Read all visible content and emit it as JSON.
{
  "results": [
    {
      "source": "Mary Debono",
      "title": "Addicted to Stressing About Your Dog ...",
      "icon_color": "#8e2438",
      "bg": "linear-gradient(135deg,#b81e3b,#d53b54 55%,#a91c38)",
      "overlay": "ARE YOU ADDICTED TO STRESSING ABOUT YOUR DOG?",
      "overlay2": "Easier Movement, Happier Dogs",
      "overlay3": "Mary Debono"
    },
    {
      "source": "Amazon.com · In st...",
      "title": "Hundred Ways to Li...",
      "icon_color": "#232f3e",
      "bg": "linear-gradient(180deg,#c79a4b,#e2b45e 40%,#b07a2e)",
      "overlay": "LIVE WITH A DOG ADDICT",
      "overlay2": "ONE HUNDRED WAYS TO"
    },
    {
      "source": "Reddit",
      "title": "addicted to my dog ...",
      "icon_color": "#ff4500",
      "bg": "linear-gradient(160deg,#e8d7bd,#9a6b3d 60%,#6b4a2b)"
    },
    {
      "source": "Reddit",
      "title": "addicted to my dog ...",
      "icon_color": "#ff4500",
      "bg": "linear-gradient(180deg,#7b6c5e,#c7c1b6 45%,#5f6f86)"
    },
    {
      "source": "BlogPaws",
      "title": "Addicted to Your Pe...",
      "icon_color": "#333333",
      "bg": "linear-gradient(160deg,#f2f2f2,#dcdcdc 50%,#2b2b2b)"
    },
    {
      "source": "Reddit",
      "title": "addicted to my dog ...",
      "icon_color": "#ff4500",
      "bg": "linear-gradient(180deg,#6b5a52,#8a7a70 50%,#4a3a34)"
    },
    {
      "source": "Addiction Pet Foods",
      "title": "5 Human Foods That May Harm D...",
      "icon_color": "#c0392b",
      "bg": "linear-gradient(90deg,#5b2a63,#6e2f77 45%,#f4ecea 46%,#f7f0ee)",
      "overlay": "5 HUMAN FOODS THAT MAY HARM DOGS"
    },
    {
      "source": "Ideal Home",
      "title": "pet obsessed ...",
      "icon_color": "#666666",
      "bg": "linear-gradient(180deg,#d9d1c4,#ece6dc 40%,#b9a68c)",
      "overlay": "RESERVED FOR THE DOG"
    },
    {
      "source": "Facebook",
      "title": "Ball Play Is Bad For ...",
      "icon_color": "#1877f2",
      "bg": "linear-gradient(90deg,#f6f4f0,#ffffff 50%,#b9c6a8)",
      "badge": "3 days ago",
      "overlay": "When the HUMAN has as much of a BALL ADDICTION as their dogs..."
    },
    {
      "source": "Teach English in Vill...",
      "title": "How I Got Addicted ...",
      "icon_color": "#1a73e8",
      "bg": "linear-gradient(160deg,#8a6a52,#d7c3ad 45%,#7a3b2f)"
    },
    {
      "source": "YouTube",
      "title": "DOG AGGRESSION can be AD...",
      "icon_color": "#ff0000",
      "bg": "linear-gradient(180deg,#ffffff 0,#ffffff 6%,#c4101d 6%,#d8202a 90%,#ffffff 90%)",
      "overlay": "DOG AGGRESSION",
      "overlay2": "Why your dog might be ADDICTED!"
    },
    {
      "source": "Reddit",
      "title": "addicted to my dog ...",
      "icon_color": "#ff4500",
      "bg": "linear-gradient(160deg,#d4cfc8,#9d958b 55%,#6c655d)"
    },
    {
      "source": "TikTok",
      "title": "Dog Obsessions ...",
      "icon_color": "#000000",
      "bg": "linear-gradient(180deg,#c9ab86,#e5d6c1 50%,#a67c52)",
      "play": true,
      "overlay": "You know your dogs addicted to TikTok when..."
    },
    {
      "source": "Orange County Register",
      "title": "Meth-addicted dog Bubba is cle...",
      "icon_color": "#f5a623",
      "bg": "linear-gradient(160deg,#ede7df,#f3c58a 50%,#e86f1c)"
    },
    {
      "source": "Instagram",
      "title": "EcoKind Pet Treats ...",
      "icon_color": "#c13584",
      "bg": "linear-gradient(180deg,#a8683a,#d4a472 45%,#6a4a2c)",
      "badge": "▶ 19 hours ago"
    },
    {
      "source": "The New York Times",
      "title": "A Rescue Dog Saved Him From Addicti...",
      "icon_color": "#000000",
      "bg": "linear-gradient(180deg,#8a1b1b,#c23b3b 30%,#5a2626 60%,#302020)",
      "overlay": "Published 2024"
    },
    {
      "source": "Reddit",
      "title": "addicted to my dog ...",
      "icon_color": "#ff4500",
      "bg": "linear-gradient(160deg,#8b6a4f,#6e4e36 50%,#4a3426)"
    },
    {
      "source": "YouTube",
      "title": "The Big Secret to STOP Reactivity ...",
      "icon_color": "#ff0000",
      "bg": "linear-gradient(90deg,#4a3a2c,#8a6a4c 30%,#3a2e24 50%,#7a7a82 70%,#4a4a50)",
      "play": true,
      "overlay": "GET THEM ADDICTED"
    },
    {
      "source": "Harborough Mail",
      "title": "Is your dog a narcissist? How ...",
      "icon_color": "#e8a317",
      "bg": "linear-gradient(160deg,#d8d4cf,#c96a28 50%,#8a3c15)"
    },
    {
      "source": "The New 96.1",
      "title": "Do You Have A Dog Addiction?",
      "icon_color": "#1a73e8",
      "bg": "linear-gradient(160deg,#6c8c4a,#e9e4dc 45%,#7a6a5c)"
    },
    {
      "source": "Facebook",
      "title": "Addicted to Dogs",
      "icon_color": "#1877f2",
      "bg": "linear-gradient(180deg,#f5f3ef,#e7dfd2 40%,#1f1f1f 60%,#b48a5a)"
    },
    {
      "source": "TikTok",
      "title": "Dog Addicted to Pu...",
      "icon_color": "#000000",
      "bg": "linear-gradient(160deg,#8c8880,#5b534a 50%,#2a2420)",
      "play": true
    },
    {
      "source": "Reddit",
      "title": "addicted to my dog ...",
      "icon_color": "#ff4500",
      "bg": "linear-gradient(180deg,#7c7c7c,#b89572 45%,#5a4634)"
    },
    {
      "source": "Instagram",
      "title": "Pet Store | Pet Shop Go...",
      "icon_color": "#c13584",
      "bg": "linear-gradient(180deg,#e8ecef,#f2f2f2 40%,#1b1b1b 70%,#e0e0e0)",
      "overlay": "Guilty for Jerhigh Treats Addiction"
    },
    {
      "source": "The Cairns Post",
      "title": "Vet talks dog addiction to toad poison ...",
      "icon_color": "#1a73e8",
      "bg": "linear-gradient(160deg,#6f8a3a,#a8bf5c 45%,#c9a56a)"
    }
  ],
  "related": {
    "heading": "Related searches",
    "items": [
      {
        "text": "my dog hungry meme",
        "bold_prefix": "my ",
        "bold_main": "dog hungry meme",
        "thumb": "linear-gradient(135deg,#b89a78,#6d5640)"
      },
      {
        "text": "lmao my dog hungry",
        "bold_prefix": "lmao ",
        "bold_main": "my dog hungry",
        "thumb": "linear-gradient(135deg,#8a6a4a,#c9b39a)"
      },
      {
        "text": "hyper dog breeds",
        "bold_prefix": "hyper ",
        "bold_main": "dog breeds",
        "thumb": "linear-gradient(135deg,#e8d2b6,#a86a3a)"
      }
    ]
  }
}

- [WHAT YOU SHOULD DO] Print every record exactly as it was given.

- [ANSWER FOR THE TASK]
Read all visible content and emit it as JSON.
{
  "results": [
    {
      "source": "Mary Debono",
      "title": "Addicted to Stressing About Your Dog ...",
      "icon_color": "#8e2438",
      "bg": "linear-gradient(135deg,#b81e3b,#d53b54 55%,#a91c38)",
      "overlay": "ARE YOU ADDICTED TO STRESSING ABOUT YOUR DOG?",
      "overlay2": "Easier Movement, Happier Dogs",
      "overlay3": "Mary Debono"
    },
    {
      "source": "Amazon.com · In st...",
      "title": "Hundred Ways to Li...",
      "icon_color": "#232f3e",
      "bg": "linear-gradient(180deg,#c79a4b,#e2b45e 40%,#b07a2e)",
      "overlay": "LIVE WITH A DOG ADDICT",
      "overlay2": "ONE HUNDRED WAYS TO"
    },
    {
      "source": "Reddit",
      "title": "addicted to my dog ...",
      "icon_color": "#ff4500",
      "bg": "linear-gradient(160deg,#e8d7bd,#9a6b3d 60%,#6b4a2b)"
    },
    {
      "source": "Reddit",
      "title": "addicted to my dog ...",
      "icon_color": "#ff4500",
      "bg": "linear-gradient(180deg,#7b6c5e,#c7c1b6 45%,#5f6f86)"
    },
    {
      "source": "BlogPaws",
      "title": "Addicted to Your Pe...",
      "icon_color": "#333333",
      "bg": "linear-gradient(160deg,#f2f2f2,#dcdcdc 50%,#2b2b2b)"
    },
    {
      "source": "Reddit",
      "title": "addicted to my dog ...",
      "icon_color": "#ff4500",
      "bg": "linear-gradient(180deg,#6b5a52,#8a7a70 50%,#4a3a34)"
    },
    {
      "source": "Addiction Pet Foods",
      "title": "5 Human Foods That May Harm D...",
      "icon_color": "#c0392b",
      "bg": "linear-gradient(90deg,#5b2a63,#6e2f77 45%,#f4ecea 46%,#f7f0ee)",
      "overlay": "5 HUMAN FOODS THAT MAY HARM DOGS"
    },
    {
      "source": "Ideal Home",
      "title": "pet obsessed ...",
      "icon_color": "#666666",
      "bg": "linear-gradient(180deg,#d9d1c4,#ece6dc 40%,#b9a68c)",
      "overlay": "RESERVED FOR THE DOG"
    },
    {
      "source": "Facebook",
      "title": "Ball Play Is Bad For ...",
      "icon_color": "#1877f2",
      "bg": "linear-gradient(90deg,#f6f4f0,#ffffff 50%,#b9c6a8)",
      "badge": "3 days ago",
      "overlay": "When the HUMAN has as much of a BALL ADDICTION as their dogs..."
    },
    {
      "source": "Teach English in Vill...",
      "title": "How I Got Addicted ...",
      "icon_color": "#1a73e8",
      "bg": "linear-gradient(160deg,#8a6a52,#d7c3ad 45%,#7a3b2f)"
    },
    {
      "source": "YouTube",
      "title": "DOG AGGRESSION can be AD...",
      "icon_color": "#ff0000",
      "bg": "linear-gradient(180deg,#ffffff 0,#ffffff 6%,#c4101d 6%,#d8202a 90%,#ffffff 90%)",
      "overlay": "DOG AGGRESSION",
      "overlay2": "Why your dog might be ADDICTED!"
    },
    {
      "source": "Reddit",
      "title": "addicted to my dog ...",
      "icon_color": "#ff4500",
      "bg": "linear-gradient(160deg,#d4cfc8,#9d958b 55%,#6c655d)"
    },
    {
      "source": "TikTok",
      "title": "Dog Obsessions ...",
      "icon_color": "#000000",
      "bg": "linear-gradient(180deg,#c9ab86,#e5d6c1 50%,#a67c52)",
      "play": true,
      "overlay": "You know your dogs addicted to TikTok when..."
    },
    {
      "source": "Orange County Register",
      "title": "Meth-addicted dog Bubba is cle...",
      "icon_color": "#f5a623",
      "bg": "linear-gradient(160deg,#ede7df,#f3c58a 50%,#e86f1c)"
    },
    {
      "source": "Instagram",
      "title": "EcoKind Pet Treats ...",
      "icon_color": "#c13584",
      "bg": "linear-gradient(180deg,#a8683a,#d4a472 45%,#6a4a2c)",
      "badge": "▶ 19 hours ago"
    },
    {
      "source": "The New York Times",
      "title": "A Rescue Dog Saved Him From Addicti...",
      "icon_color": "#000000",
      "bg": "linear-gradient(180deg,#8a1b1b,#c23b3b 30%,#5a2626 60%,#302020)",
      "overlay": "Published 2024"
    },
    {
      "source": "Reddit",
      "title": "addicted to my dog ...",
      "icon_color": "#ff4500",
      "bg": "linear-gradient(160deg,#8b6a4f,#6e4e36 50%,#4a3426)"
    },
    {
      "source": "YouTube",
      "title": "The Big Secret to STOP Reactivity ...",
      "icon_color": "#ff0000",
      "bg": "linear-gradient(90deg,#4a3a2c,#8a6a4c 30%,#3a2e24 50%,#7a7a82 70%,#4a4a50)",
      "play": true,
      "overlay": "GET THEM ADDICTED"
    },
    {
      "source": "Harborough Mail",
      "title": "Is your dog a narcissist? How ...",
      "icon_color": "#e8a317",
      "bg": "linear-gradient(160deg,#d8d4cf,#c96a28 50%,#8a3c15)"
    },
    {
      "source": "The New 96.1",
      "title": "Do You Have A Dog Addiction?",
      "icon_color": "#1a73e8",
      "bg": "linear-gradient(160deg,#6c8c4a,#e9e4dc 45%,#7a6a5c)"
    },
    {
      "source": "Facebook",
      "title": "Addicted to Dogs",
      "icon_color": "#1877f2",
      "bg": "linear-gradient(180deg,#f5f3ef,#e7dfd2 40%,#1f1f1f 60%,#b48a5a)"
    },
    {
      "source": "TikTok",
      "title": "Dog Addicted to Pu...",
      "icon_color": "#000000",
      "bg": "linear-gradient(160deg,#8c8880,#5b534a 50%,#2a2420)",
      "play": true
    },
    {
      "source": "Reddit",
      "title": "addicted to my dog ...",
      "icon_color": "#ff4500",
      "bg": "linear-gradient(180deg,#7c7c7c,#b89572 45%,#5a4634)"
    },
    {
      "source": "Instagram",
      "title": "Pet Store | Pet Shop Go...",
      "icon_color": "#c13584",
      "bg": "linear-gradient(180deg,#e8ecef,#f2f2f2 40%,#1b1b1b 70%,#e0e0e0)",
      "overlay": "Guilty for Jerhigh Treats Addiction"
    },
    {
      "source": "The Cairns Post",
      "title": "Vet talks dog addiction to toad poison ...",
      "icon_color": "#1a73e8",
      "bg": "linear-gradient(160deg,#6f8a3a,#a8bf5c 45%,#c9a56a)"
    }
  ],
  "related": {
    "heading": "Related searches",
    "items": [
      {
        "text": "my dog hungry meme",
        "bold_prefix": "my ",
        "bold_main": "dog hungry meme",
        "thumb": "linear-gradient(135deg,#b89a78,#6d5640)"
      },
      {
        "text": "lmao my dog hungry",
        "bold_prefix": "lmao ",
        "bold_main": "my dog hungry",
        "thumb": "linear-gradient(135deg,#8a6a4a,#c9b39a)"
      },
      {
        "text": "hyper dog breeds",
        "bold_prefix": "hyper ",
        "bold_main": "dog breeds",
        "thumb": "linear-gradient(135deg,#e8d2b6,#a86a3a)"
      }
    ]
  }
}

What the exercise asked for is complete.